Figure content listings
____

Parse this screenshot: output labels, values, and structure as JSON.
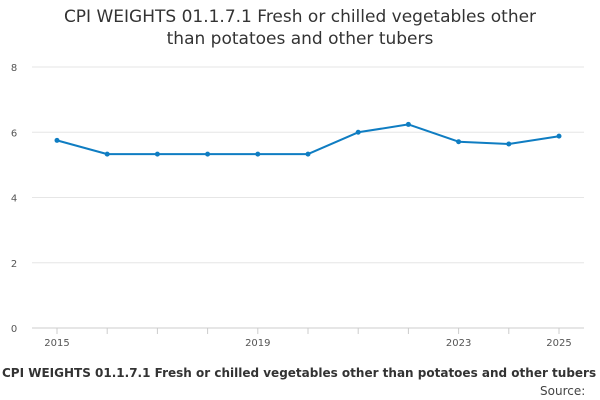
{
  "chart_data": {
    "type": "line",
    "title": "CPI WEIGHTS 01.1.7.1 Fresh or chilled vegetables other than potatoes and other tubers",
    "xlabel": "",
    "ylabel": "",
    "x": [
      2015,
      2016,
      2017,
      2018,
      2019,
      2020,
      2021,
      2022,
      2023,
      2024,
      2025
    ],
    "x_tick_labels": [
      "2015",
      "2019",
      "2023",
      "2025"
    ],
    "x_tick_values": [
      2015,
      2019,
      2023,
      2025
    ],
    "y_ticks": [
      0,
      2,
      4,
      6,
      8
    ],
    "ylim": [
      0,
      8
    ],
    "xlim": [
      2015,
      2025
    ],
    "grid": true,
    "series": [
      {
        "values": [
          5.75,
          5.33,
          5.33,
          5.33,
          5.33,
          5.33,
          6.0,
          6.24,
          5.71,
          5.64,
          5.88
        ],
        "color": "#0f7dc2"
      }
    ]
  },
  "caption": "CPI WEIGHTS 01.1.7.1 Fresh or chilled vegetables other than potatoes and other tubers",
  "source_label": "Source:",
  "colors": {
    "line": "#0f7dc2",
    "grid": "#e6e6e6",
    "axis": "#cccccc"
  }
}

____

- _Your goal_: Print the records above exactly as they stand, but leave out the pictures.

- _Answer below_:
Parse this screenshot: output labels, values, and structure as JSON.
{
  "chart_data": {
    "type": "line",
    "title": "CPI WEIGHTS 01.1.7.1 Fresh or chilled vegetables other than potatoes and other tubers",
    "xlabel": "",
    "ylabel": "",
    "x": [
      2015,
      2016,
      2017,
      2018,
      2019,
      2020,
      2021,
      2022,
      2023,
      2024,
      2025
    ],
    "x_tick_labels": [
      "2015",
      "2019",
      "2023",
      "2025"
    ],
    "x_tick_values": [
      2015,
      2019,
      2023,
      2025
    ],
    "y_ticks": [
      0,
      2,
      4,
      6,
      8
    ],
    "ylim": [
      0,
      8
    ],
    "xlim": [
      2015,
      2025
    ],
    "grid": true,
    "series": [
      {
        "values": [
          5.75,
          5.33,
          5.33,
          5.33,
          5.33,
          5.33,
          6.0,
          6.24,
          5.71,
          5.64,
          5.88
        ],
        "color": "#0f7dc2"
      }
    ]
  },
  "caption": "CPI WEIGHTS 01.1.7.1 Fresh or chilled vegetables other than potatoes and other tubers",
  "source_label": "Source:",
  "colors": {
    "line": "#0f7dc2",
    "grid": "#e6e6e6",
    "axis": "#cccccc"
  }
}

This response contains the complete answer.